(Dataset rows about figures)
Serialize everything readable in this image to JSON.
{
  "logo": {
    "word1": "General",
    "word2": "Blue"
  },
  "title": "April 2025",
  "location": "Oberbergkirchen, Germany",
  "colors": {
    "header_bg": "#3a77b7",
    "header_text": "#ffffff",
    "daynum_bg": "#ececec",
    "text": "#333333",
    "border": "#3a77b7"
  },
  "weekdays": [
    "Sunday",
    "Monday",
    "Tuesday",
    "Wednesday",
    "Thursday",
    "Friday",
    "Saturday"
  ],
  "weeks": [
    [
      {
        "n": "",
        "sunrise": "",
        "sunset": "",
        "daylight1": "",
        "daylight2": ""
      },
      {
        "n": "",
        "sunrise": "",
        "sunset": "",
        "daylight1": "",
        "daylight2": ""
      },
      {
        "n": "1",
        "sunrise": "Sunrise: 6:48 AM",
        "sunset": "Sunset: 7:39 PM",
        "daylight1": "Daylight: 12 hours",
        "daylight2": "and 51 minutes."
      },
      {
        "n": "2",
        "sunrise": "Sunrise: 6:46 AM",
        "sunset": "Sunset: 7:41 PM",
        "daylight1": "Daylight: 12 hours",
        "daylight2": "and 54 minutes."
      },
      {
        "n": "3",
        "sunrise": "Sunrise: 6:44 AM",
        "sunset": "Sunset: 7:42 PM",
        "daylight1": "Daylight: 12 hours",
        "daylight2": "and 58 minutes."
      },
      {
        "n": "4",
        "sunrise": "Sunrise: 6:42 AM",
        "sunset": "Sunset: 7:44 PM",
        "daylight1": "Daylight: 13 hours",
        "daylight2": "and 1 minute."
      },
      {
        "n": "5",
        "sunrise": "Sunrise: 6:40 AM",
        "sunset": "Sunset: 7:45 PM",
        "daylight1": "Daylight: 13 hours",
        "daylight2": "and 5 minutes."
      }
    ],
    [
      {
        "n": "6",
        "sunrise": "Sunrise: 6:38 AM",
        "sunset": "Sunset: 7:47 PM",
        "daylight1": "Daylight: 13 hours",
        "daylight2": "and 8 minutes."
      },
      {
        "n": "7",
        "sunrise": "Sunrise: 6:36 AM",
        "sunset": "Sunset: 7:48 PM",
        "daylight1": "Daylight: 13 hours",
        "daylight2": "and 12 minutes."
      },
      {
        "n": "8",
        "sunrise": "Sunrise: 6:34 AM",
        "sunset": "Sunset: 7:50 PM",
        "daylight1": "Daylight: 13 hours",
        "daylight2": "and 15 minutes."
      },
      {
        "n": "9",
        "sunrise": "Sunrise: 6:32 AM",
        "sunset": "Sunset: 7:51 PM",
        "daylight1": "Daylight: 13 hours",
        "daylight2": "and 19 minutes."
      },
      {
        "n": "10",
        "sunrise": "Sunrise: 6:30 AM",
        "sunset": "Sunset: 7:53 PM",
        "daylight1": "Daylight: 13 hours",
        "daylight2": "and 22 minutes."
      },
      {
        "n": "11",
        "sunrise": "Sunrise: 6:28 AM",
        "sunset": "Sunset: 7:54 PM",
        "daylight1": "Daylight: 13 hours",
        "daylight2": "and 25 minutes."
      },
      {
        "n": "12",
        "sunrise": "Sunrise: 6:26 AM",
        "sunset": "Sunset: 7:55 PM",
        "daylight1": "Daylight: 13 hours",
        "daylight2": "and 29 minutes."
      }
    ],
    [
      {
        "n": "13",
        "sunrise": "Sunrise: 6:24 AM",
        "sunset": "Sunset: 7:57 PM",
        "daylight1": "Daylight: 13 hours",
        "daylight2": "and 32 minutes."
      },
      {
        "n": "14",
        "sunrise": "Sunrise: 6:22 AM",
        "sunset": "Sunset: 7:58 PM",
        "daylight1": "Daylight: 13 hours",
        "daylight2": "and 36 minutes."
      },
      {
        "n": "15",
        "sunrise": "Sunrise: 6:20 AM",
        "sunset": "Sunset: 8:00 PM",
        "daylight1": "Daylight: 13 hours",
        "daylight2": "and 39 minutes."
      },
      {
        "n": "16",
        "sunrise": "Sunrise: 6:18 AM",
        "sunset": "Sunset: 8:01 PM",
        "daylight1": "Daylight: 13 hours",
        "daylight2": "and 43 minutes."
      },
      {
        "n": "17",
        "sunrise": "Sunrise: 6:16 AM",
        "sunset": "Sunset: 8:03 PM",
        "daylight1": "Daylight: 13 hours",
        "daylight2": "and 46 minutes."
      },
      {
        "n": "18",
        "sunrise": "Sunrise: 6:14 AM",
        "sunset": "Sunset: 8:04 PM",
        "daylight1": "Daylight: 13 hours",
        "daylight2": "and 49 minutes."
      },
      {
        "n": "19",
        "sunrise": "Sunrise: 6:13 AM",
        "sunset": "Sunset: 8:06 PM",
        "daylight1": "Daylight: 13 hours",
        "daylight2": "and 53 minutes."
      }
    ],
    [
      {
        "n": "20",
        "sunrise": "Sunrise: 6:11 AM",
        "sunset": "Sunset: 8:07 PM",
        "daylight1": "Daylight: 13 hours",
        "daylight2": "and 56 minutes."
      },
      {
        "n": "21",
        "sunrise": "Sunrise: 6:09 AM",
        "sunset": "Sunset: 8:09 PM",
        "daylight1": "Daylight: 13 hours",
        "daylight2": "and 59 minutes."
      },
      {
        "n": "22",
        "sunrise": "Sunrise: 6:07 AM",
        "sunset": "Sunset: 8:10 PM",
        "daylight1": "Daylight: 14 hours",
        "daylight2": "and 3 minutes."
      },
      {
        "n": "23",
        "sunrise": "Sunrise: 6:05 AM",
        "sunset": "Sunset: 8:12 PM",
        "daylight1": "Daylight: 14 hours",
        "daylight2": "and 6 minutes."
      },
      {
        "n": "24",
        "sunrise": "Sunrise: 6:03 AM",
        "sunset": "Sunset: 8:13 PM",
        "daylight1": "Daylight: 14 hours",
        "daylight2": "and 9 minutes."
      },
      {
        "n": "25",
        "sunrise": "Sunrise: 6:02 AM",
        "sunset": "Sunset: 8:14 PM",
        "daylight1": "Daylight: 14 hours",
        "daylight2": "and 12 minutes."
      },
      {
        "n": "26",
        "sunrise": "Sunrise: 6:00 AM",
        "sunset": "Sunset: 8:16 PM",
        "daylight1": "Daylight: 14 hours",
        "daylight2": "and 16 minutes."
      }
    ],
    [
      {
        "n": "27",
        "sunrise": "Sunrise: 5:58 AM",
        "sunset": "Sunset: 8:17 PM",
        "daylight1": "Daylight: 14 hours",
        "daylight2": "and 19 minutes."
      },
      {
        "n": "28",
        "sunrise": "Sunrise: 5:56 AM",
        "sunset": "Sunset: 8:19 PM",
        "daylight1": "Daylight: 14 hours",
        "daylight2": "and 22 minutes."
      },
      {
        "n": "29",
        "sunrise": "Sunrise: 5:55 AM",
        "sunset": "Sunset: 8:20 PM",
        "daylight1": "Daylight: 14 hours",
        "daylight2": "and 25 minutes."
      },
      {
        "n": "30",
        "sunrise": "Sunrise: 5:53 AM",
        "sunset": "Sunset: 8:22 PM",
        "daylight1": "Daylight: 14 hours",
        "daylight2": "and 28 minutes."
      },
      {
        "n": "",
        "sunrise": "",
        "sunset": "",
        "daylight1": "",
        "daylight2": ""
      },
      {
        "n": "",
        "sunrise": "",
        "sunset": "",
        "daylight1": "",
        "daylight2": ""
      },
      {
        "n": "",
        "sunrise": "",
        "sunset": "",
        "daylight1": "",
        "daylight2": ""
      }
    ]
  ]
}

WHAT YOU WILL DO:
Go through the listing above and restate it word for word.

EXERCISE SOLUTION:
Serialize everything readable in this image to JSON.
{
  "logo": {
    "word1": "General",
    "word2": "Blue"
  },
  "title": "April 2025",
  "location": "Oberbergkirchen, Germany",
  "colors": {
    "header_bg": "#3a77b7",
    "header_text": "#ffffff",
    "daynum_bg": "#ececec",
    "text": "#333333",
    "border": "#3a77b7"
  },
  "weekdays": [
    "Sunday",
    "Monday",
    "Tuesday",
    "Wednesday",
    "Thursday",
    "Friday",
    "Saturday"
  ],
  "weeks": [
    [
      {
        "n": "",
        "sunrise": "",
        "sunset": "",
        "daylight1": "",
        "daylight2": ""
      },
      {
        "n": "",
        "sunrise": "",
        "sunset": "",
        "daylight1": "",
        "daylight2": ""
      },
      {
        "n": "1",
        "sunrise": "Sunrise: 6:48 AM",
        "sunset": "Sunset: 7:39 PM",
        "daylight1": "Daylight: 12 hours",
        "daylight2": "and 51 minutes."
      },
      {
        "n": "2",
        "sunrise": "Sunrise: 6:46 AM",
        "sunset": "Sunset: 7:41 PM",
        "daylight1": "Daylight: 12 hours",
        "daylight2": "and 54 minutes."
      },
      {
        "n": "3",
        "sunrise": "Sunrise: 6:44 AM",
        "sunset": "Sunset: 7:42 PM",
        "daylight1": "Daylight: 12 hours",
        "daylight2": "and 58 minutes."
      },
      {
        "n": "4",
        "sunrise": "Sunrise: 6:42 AM",
        "sunset": "Sunset: 7:44 PM",
        "daylight1": "Daylight: 13 hours",
        "daylight2": "and 1 minute."
      },
      {
        "n": "5",
        "sunrise": "Sunrise: 6:40 AM",
        "sunset": "Sunset: 7:45 PM",
        "daylight1": "Daylight: 13 hours",
        "daylight2": "and 5 minutes."
      }
    ],
    [
      {
        "n": "6",
        "sunrise": "Sunrise: 6:38 AM",
        "sunset": "Sunset: 7:47 PM",
        "daylight1": "Daylight: 13 hours",
        "daylight2": "and 8 minutes."
      },
      {
        "n": "7",
        "sunrise": "Sunrise: 6:36 AM",
        "sunset": "Sunset: 7:48 PM",
        "daylight1": "Daylight: 13 hours",
        "daylight2": "and 12 minutes."
      },
      {
        "n": "8",
        "sunrise": "Sunrise: 6:34 AM",
        "sunset": "Sunset: 7:50 PM",
        "daylight1": "Daylight: 13 hours",
        "daylight2": "and 15 minutes."
      },
      {
        "n": "9",
        "sunrise": "Sunrise: 6:32 AM",
        "sunset": "Sunset: 7:51 PM",
        "daylight1": "Daylight: 13 hours",
        "daylight2": "and 19 minutes."
      },
      {
        "n": "10",
        "sunrise": "Sunrise: 6:30 AM",
        "sunset": "Sunset: 7:53 PM",
        "daylight1": "Daylight: 13 hours",
        "daylight2": "and 22 minutes."
      },
      {
        "n": "11",
        "sunrise": "Sunrise: 6:28 AM",
        "sunset": "Sunset: 7:54 PM",
        "daylight1": "Daylight: 13 hours",
        "daylight2": "and 25 minutes."
      },
      {
        "n": "12",
        "sunrise": "Sunrise: 6:26 AM",
        "sunset": "Sunset: 7:55 PM",
        "daylight1": "Daylight: 13 hours",
        "daylight2": "and 29 minutes."
      }
    ],
    [
      {
        "n": "13",
        "sunrise": "Sunrise: 6:24 AM",
        "sunset": "Sunset: 7:57 PM",
        "daylight1": "Daylight: 13 hours",
        "daylight2": "and 32 minutes."
      },
      {
        "n": "14",
        "sunrise": "Sunrise: 6:22 AM",
        "sunset": "Sunset: 7:58 PM",
        "daylight1": "Daylight: 13 hours",
        "daylight2": "and 36 minutes."
      },
      {
        "n": "15",
        "sunrise": "Sunrise: 6:20 AM",
        "sunset": "Sunset: 8:00 PM",
        "daylight1": "Daylight: 13 hours",
        "daylight2": "and 39 minutes."
      },
      {
        "n": "16",
        "sunrise": "Sunrise: 6:18 AM",
        "sunset": "Sunset: 8:01 PM",
        "daylight1": "Daylight: 13 hours",
        "daylight2": "and 43 minutes."
      },
      {
        "n": "17",
        "sunrise": "Sunrise: 6:16 AM",
        "sunset": "Sunset: 8:03 PM",
        "daylight1": "Daylight: 13 hours",
        "daylight2": "and 46 minutes."
      },
      {
        "n": "18",
        "sunrise": "Sunrise: 6:14 AM",
        "sunset": "Sunset: 8:04 PM",
        "daylight1": "Daylight: 13 hours",
        "daylight2": "and 49 minutes."
      },
      {
        "n": "19",
        "sunrise": "Sunrise: 6:13 AM",
        "sunset": "Sunset: 8:06 PM",
        "daylight1": "Daylight: 13 hours",
        "daylight2": "and 53 minutes."
      }
    ],
    [
      {
        "n": "20",
        "sunrise": "Sunrise: 6:11 AM",
        "sunset": "Sunset: 8:07 PM",
        "daylight1": "Daylight: 13 hours",
        "daylight2": "and 56 minutes."
      },
      {
        "n": "21",
        "sunrise": "Sunrise: 6:09 AM",
        "sunset": "Sunset: 8:09 PM",
        "daylight1": "Daylight: 13 hours",
        "daylight2": "and 59 minutes."
      },
      {
        "n": "22",
        "sunrise": "Sunrise: 6:07 AM",
        "sunset": "Sunset: 8:10 PM",
        "daylight1": "Daylight: 14 hours",
        "daylight2": "and 3 minutes."
      },
      {
        "n": "23",
        "sunrise": "Sunrise: 6:05 AM",
        "sunset": "Sunset: 8:12 PM",
        "daylight1": "Daylight: 14 hours",
        "daylight2": "and 6 minutes."
      },
      {
        "n": "24",
        "sunrise": "Sunrise: 6:03 AM",
        "sunset": "Sunset: 8:13 PM",
        "daylight1": "Daylight: 14 hours",
        "daylight2": "and 9 minutes."
      },
      {
        "n": "25",
        "sunrise": "Sunrise: 6:02 AM",
        "sunset": "Sunset: 8:14 PM",
        "daylight1": "Daylight: 14 hours",
        "daylight2": "and 12 minutes."
      },
      {
        "n": "26",
        "sunrise": "Sunrise: 6:00 AM",
        "sunset": "Sunset: 8:16 PM",
        "daylight1": "Daylight: 14 hours",
        "daylight2": "and 16 minutes."
      }
    ],
    [
      {
        "n": "27",
        "sunrise": "Sunrise: 5:58 AM",
        "sunset": "Sunset: 8:17 PM",
        "daylight1": "Daylight: 14 hours",
        "daylight2": "and 19 minutes."
      },
      {
        "n": "28",
        "sunrise": "Sunrise: 5:56 AM",
        "sunset": "Sunset: 8:19 PM",
        "daylight1": "Daylight: 14 hours",
        "daylight2": "and 22 minutes."
      },
      {
        "n": "29",
        "sunrise": "Sunrise: 5:55 AM",
        "sunset": "Sunset: 8:20 PM",
        "daylight1": "Daylight: 14 hours",
        "daylight2": "and 25 minutes."
      },
      {
        "n": "30",
        "sunrise": "Sunrise: 5:53 AM",
        "sunset": "Sunset: 8:22 PM",
        "daylight1": "Daylight: 14 hours",
        "daylight2": "and 28 minutes."
      },
      {
        "n": "",
        "sunrise": "",
        "sunset": "",
        "daylight1": "",
        "daylight2": ""
      },
      {
        "n": "",
        "sunrise": "",
        "sunset": "",
        "daylight1": "",
        "daylight2": ""
      },
      {
        "n": "",
        "sunrise": "",
        "sunset": "",
        "daylight1": "",
        "daylight2": ""
      }
    ]
  ]
}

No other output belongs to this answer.